### INSTRUCTIONS FOR THE TASK
Scan the data that follows and count the lines with the string "text"; answer with the count alone.

### DATASET CONTENT
** START **
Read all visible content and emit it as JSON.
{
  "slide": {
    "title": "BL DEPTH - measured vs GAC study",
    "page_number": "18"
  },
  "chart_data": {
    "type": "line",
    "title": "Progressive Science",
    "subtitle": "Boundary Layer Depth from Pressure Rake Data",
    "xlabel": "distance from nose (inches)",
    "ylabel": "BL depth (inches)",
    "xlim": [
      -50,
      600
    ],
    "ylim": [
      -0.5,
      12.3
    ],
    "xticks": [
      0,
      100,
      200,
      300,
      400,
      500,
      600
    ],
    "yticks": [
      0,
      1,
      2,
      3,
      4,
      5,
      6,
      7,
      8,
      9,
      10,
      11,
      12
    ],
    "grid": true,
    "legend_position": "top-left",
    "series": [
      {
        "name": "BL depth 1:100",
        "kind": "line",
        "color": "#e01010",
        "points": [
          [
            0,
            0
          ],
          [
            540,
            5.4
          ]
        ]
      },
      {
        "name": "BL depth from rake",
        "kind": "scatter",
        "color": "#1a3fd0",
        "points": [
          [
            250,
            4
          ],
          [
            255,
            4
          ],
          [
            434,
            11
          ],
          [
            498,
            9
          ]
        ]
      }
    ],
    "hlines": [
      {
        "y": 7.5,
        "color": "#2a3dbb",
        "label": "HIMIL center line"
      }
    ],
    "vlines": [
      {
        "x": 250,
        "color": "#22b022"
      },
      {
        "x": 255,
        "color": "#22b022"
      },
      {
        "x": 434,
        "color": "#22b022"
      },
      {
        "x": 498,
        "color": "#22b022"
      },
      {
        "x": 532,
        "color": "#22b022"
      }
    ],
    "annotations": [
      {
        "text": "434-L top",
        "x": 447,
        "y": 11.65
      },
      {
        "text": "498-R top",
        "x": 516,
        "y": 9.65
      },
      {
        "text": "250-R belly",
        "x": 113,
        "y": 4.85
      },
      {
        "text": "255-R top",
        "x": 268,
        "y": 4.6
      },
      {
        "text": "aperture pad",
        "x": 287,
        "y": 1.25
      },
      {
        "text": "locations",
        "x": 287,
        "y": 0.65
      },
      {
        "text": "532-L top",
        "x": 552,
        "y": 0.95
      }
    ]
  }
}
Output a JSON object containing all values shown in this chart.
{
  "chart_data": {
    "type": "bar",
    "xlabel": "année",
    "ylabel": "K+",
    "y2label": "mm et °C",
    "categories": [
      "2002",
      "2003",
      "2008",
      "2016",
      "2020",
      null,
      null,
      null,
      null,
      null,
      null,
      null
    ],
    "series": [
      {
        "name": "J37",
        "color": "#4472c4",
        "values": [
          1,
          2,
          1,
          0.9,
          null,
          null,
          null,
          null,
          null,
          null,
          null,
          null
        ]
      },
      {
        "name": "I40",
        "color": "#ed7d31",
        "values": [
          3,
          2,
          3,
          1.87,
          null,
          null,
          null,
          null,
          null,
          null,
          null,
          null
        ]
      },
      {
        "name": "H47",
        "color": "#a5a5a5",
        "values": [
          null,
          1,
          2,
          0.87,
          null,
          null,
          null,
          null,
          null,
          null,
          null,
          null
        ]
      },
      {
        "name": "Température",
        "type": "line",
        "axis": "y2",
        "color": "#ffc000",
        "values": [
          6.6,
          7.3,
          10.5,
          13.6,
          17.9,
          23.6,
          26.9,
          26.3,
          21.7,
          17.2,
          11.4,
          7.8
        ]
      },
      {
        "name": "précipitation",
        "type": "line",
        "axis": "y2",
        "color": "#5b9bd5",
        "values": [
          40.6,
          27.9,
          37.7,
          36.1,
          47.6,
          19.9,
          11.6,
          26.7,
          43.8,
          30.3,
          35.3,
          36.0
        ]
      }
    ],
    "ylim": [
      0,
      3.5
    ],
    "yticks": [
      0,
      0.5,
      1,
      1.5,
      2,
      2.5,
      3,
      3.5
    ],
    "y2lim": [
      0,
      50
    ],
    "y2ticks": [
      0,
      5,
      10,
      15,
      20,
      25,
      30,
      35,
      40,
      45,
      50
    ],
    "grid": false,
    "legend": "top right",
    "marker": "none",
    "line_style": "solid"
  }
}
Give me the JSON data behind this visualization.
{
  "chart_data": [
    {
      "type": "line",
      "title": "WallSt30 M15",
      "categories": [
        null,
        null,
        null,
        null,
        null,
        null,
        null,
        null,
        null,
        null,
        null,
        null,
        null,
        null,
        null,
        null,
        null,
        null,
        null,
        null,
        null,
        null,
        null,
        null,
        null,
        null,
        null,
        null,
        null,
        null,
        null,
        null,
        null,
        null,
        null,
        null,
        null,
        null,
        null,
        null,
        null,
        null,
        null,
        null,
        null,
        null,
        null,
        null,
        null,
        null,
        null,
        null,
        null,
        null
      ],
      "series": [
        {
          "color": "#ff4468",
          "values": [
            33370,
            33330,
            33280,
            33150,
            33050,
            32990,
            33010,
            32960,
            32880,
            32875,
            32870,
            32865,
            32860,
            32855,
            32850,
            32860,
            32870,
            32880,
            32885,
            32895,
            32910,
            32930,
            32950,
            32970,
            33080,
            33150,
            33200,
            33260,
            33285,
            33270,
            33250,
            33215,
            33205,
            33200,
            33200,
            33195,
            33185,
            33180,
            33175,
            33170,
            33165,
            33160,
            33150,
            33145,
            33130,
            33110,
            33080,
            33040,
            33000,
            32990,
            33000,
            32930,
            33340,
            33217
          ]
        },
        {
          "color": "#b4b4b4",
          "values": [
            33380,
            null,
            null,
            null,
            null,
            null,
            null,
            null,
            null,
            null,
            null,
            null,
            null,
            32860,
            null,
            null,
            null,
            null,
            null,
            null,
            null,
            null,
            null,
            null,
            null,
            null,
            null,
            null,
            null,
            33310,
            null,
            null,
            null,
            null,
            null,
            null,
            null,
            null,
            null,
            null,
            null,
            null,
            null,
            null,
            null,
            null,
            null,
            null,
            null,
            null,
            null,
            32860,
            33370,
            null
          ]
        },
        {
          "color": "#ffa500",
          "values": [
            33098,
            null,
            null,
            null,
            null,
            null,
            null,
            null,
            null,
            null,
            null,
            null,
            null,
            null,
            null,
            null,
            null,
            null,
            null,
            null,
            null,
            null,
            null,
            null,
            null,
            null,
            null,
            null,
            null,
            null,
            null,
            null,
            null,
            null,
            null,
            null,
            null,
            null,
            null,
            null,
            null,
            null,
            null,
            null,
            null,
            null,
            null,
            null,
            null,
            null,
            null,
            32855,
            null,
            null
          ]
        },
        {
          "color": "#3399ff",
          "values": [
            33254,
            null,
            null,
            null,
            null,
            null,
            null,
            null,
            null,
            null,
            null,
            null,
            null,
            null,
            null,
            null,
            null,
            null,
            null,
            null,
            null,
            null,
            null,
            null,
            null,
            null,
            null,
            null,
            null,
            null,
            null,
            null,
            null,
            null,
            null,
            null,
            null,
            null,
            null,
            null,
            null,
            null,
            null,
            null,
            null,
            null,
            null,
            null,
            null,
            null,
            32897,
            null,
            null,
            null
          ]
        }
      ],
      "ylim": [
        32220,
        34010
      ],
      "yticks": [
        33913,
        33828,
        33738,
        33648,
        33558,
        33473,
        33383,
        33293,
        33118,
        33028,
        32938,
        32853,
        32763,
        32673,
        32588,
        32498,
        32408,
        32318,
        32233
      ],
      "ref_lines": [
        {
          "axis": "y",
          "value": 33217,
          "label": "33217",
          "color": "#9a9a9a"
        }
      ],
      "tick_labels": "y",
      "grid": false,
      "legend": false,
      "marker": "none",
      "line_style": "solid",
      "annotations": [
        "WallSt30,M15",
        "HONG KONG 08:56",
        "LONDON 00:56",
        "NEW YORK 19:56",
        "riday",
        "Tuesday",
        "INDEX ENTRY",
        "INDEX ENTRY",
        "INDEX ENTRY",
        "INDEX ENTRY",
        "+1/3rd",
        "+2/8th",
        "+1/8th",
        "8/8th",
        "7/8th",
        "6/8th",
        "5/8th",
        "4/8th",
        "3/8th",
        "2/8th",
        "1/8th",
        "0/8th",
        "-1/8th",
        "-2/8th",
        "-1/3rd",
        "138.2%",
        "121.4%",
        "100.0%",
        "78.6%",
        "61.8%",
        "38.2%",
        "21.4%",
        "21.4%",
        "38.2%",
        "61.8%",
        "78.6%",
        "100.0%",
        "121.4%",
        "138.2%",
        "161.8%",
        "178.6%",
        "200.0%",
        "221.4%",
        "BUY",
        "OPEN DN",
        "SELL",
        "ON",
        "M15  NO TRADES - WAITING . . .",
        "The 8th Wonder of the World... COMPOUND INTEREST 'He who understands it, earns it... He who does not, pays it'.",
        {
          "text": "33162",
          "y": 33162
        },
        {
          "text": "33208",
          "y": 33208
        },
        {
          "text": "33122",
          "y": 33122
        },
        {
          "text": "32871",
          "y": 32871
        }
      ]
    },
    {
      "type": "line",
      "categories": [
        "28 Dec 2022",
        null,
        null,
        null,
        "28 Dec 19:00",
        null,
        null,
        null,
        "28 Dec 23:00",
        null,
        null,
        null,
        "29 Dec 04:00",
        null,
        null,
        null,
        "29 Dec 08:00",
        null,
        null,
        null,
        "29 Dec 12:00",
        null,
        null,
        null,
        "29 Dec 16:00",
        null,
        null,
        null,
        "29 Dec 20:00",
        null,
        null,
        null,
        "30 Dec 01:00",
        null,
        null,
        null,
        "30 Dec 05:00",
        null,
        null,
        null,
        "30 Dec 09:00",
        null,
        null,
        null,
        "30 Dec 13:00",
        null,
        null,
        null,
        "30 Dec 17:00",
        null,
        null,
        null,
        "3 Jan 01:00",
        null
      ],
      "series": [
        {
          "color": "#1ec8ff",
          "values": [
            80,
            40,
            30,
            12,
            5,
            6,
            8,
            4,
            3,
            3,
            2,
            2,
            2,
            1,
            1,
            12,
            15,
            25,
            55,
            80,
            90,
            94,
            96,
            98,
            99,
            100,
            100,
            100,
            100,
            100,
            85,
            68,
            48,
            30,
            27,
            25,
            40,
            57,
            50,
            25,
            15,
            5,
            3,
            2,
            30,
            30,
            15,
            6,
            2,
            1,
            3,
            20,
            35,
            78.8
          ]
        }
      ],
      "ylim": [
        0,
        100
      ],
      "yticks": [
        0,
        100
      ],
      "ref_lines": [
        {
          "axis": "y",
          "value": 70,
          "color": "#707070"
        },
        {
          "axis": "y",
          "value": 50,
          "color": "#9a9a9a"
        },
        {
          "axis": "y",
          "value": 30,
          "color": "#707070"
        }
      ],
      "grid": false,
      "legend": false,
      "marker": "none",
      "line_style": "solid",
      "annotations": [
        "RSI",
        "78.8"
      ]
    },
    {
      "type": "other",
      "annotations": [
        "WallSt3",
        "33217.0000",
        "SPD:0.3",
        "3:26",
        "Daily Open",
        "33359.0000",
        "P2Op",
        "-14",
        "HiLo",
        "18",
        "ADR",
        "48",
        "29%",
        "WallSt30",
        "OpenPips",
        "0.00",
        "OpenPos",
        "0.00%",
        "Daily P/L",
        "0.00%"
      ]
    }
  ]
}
** END **
### RESPONSE TO THIS TASK
11